AIM OF THE EXERCISE:
Write out the listing below again, precisely as it is given.

====== DATA SHOWN

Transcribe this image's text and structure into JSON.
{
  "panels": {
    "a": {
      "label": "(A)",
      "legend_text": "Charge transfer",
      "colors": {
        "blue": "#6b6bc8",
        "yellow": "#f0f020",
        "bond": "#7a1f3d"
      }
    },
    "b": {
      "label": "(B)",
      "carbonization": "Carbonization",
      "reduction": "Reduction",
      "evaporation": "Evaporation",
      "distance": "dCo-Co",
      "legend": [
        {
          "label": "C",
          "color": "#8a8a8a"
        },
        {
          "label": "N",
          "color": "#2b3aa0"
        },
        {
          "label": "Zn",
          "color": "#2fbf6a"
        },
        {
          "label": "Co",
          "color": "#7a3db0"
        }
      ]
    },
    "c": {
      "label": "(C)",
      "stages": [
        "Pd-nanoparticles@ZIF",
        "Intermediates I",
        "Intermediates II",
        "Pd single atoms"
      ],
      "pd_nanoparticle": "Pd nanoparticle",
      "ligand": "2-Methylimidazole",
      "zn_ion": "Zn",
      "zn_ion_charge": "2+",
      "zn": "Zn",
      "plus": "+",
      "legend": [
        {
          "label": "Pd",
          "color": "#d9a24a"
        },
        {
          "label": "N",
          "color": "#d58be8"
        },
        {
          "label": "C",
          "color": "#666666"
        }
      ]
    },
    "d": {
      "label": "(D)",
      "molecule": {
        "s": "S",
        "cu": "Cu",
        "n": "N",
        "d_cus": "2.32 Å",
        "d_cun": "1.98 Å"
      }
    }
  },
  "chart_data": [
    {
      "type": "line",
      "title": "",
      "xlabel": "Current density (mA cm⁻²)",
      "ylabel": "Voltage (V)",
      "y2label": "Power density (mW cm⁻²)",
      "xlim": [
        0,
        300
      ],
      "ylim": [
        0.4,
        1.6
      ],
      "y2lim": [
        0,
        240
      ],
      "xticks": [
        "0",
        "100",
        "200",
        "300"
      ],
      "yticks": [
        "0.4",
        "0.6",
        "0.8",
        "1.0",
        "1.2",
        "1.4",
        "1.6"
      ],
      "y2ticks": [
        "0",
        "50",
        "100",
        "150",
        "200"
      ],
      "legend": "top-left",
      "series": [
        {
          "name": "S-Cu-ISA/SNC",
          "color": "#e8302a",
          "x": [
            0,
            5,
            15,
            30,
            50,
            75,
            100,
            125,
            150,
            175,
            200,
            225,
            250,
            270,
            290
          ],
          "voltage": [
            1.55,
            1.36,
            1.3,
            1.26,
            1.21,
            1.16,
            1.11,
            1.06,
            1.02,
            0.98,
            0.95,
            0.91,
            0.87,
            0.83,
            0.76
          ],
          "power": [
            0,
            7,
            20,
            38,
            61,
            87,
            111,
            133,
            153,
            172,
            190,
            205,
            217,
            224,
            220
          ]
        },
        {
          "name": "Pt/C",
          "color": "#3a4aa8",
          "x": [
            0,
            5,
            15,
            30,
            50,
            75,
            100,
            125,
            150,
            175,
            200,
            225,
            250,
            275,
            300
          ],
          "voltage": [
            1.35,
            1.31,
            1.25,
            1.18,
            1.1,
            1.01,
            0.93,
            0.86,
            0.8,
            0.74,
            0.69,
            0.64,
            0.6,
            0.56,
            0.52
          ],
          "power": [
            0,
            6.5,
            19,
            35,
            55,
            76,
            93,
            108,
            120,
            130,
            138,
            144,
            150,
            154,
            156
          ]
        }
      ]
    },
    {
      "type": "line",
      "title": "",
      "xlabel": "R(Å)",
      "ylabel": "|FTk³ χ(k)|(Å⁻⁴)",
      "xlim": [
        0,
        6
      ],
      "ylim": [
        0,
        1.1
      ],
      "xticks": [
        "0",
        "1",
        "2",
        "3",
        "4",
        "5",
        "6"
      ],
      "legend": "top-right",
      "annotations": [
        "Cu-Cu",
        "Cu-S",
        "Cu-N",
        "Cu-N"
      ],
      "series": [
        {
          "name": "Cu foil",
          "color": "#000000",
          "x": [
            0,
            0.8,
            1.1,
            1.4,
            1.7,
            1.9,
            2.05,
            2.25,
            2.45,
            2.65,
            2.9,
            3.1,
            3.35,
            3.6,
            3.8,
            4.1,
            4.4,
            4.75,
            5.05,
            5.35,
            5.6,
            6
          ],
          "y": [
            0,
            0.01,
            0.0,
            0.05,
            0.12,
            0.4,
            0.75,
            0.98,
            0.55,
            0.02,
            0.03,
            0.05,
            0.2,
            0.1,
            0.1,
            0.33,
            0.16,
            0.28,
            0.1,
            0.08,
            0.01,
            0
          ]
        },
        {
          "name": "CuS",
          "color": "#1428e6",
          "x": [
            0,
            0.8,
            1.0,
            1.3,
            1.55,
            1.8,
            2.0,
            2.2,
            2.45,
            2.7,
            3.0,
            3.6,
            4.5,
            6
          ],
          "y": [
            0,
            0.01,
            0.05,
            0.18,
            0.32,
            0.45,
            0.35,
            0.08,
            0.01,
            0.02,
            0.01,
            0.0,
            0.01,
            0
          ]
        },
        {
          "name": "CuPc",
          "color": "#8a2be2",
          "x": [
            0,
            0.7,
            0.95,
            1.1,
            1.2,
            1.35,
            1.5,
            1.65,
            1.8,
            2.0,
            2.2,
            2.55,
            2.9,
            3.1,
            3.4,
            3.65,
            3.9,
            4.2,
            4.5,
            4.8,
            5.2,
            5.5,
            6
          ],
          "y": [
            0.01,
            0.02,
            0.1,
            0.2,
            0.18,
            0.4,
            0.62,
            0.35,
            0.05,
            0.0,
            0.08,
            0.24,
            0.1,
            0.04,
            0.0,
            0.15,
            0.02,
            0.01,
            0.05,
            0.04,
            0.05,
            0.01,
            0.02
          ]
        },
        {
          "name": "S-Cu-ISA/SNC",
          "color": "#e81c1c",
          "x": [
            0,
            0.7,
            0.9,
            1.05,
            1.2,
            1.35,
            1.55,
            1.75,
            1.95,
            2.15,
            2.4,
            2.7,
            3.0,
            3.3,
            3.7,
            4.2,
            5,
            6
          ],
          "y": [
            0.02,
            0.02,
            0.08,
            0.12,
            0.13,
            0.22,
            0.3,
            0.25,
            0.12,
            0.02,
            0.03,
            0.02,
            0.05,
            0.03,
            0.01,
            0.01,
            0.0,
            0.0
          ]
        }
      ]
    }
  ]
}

============

FINAL RESULT:
Transcribe this image's text and structure into JSON.
{
  "panels": {
    "a": {
      "label": "(A)",
      "legend_text": "Charge transfer",
      "colors": {
        "blue": "#6b6bc8",
        "yellow": "#f0f020",
        "bond": "#7a1f3d"
      }
    },
    "b": {
      "label": "(B)",
      "carbonization": "Carbonization",
      "reduction": "Reduction",
      "evaporation": "Evaporation",
      "distance": "dCo-Co",
      "legend": [
        {
          "label": "C",
          "color": "#8a8a8a"
        },
        {
          "label": "N",
          "color": "#2b3aa0"
        },
        {
          "label": "Zn",
          "color": "#2fbf6a"
        },
        {
          "label": "Co",
          "color": "#7a3db0"
        }
      ]
    },
    "c": {
      "label": "(C)",
      "stages": [
        "Pd-nanoparticles@ZIF",
        "Intermediates I",
        "Intermediates II",
        "Pd single atoms"
      ],
      "pd_nanoparticle": "Pd nanoparticle",
      "ligand": "2-Methylimidazole",
      "zn_ion": "Zn",
      "zn_ion_charge": "2+",
      "zn": "Zn",
      "plus": "+",
      "legend": [
        {
          "label": "Pd",
          "color": "#d9a24a"
        },
        {
          "label": "N",
          "color": "#d58be8"
        },
        {
          "label": "C",
          "color": "#666666"
        }
      ]
    },
    "d": {
      "label": "(D)",
      "molecule": {
        "s": "S",
        "cu": "Cu",
        "n": "N",
        "d_cus": "2.32 Å",
        "d_cun": "1.98 Å"
      }
    }
  },
  "chart_data": [
    {
      "type": "line",
      "title": "",
      "xlabel": "Current density (mA cm⁻²)",
      "ylabel": "Voltage (V)",
      "y2label": "Power density (mW cm⁻²)",
      "xlim": [
        0,
        300
      ],
      "ylim": [
        0.4,
        1.6
      ],
      "y2lim": [
        0,
        240
      ],
      "xticks": [
        "0",
        "100",
        "200",
        "300"
      ],
      "yticks": [
        "0.4",
        "0.6",
        "0.8",
        "1.0",
        "1.2",
        "1.4",
        "1.6"
      ],
      "y2ticks": [
        "0",
        "50",
        "100",
        "150",
        "200"
      ],
      "legend": "top-left",
      "series": [
        {
          "name": "S-Cu-ISA/SNC",
          "color": "#e8302a",
          "x": [
            0,
            5,
            15,
            30,
            50,
            75,
            100,
            125,
            150,
            175,
            200,
            225,
            250,
            270,
            290
          ],
          "voltage": [
            1.55,
            1.36,
            1.3,
            1.26,
            1.21,
            1.16,
            1.11,
            1.06,
            1.02,
            0.98,
            0.95,
            0.91,
            0.87,
            0.83,
            0.76
          ],
          "power": [
            0,
            7,
            20,
            38,
            61,
            87,
            111,
            133,
            153,
            172,
            190,
            205,
            217,
            224,
            220
          ]
        },
        {
          "name": "Pt/C",
          "color": "#3a4aa8",
          "x": [
            0,
            5,
            15,
            30,
            50,
            75,
            100,
            125,
            150,
            175,
            200,
            225,
            250,
            275,
            300
          ],
          "voltage": [
            1.35,
            1.31,
            1.25,
            1.18,
            1.1,
            1.01,
            0.93,
            0.86,
            0.8,
            0.74,
            0.69,
            0.64,
            0.6,
            0.56,
            0.52
          ],
          "power": [
            0,
            6.5,
            19,
            35,
            55,
            76,
            93,
            108,
            120,
            130,
            138,
            144,
            150,
            154,
            156
          ]
        }
      ]
    },
    {
      "type": "line",
      "title": "",
      "xlabel": "R(Å)",
      "ylabel": "|FTk³ χ(k)|(Å⁻⁴)",
      "xlim": [
        0,
        6
      ],
      "ylim": [
        0,
        1.1
      ],
      "xticks": [
        "0",
        "1",
        "2",
        "3",
        "4",
        "5",
        "6"
      ],
      "legend": "top-right",
      "annotations": [
        "Cu-Cu",
        "Cu-S",
        "Cu-N",
        "Cu-N"
      ],
      "series": [
        {
          "name": "Cu foil",
          "color": "#000000",
          "x": [
            0,
            0.8,
            1.1,
            1.4,
            1.7,
            1.9,
            2.05,
            2.25,
            2.45,
            2.65,
            2.9,
            3.1,
            3.35,
            3.6,
            3.8,
            4.1,
            4.4,
            4.75,
            5.05,
            5.35,
            5.6,
            6
          ],
          "y": [
            0,
            0.01,
            0.0,
            0.05,
            0.12,
            0.4,
            0.75,
            0.98,
            0.55,
            0.02,
            0.03,
            0.05,
            0.2,
            0.1,
            0.1,
            0.33,
            0.16,
            0.28,
            0.1,
            0.08,
            0.01,
            0
          ]
        },
        {
          "name": "CuS",
          "color": "#1428e6",
          "x": [
            0,
            0.8,
            1.0,
            1.3,
            1.55,
            1.8,
            2.0,
            2.2,
            2.45,
            2.7,
            3.0,
            3.6,
            4.5,
            6
          ],
          "y": [
            0,
            0.01,
            0.05,
            0.18,
            0.32,
            0.45,
            0.35,
            0.08,
            0.01,
            0.02,
            0.01,
            0.0,
            0.01,
            0
          ]
        },
        {
          "name": "CuPc",
          "color": "#8a2be2",
          "x": [
            0,
            0.7,
            0.95,
            1.1,
            1.2,
            1.35,
            1.5,
            1.65,
            1.8,
            2.0,
            2.2,
            2.55,
            2.9,
            3.1,
            3.4,
            3.65,
            3.9,
            4.2,
            4.5,
            4.8,
            5.2,
            5.5,
            6
          ],
          "y": [
            0.01,
            0.02,
            0.1,
            0.2,
            0.18,
            0.4,
            0.62,
            0.35,
            0.05,
            0.0,
            0.08,
            0.24,
            0.1,
            0.04,
            0.0,
            0.15,
            0.02,
            0.01,
            0.05,
            0.04,
            0.05,
            0.01,
            0.02
          ]
        },
        {
          "name": "S-Cu-ISA/SNC",
          "color": "#e81c1c",
          "x": [
            0,
            0.7,
            0.9,
            1.05,
            1.2,
            1.35,
            1.55,
            1.75,
            1.95,
            2.15,
            2.4,
            2.7,
            3.0,
            3.3,
            3.7,
            4.2,
            5,
            6
          ],
          "y": [
            0.02,
            0.02,
            0.08,
            0.12,
            0.13,
            0.22,
            0.3,
            0.25,
            0.12,
            0.02,
            0.03,
            0.02,
            0.05,
            0.03,
            0.01,
            0.01,
            0.0,
            0.0
          ]
        }
      ]
    }
  ]
}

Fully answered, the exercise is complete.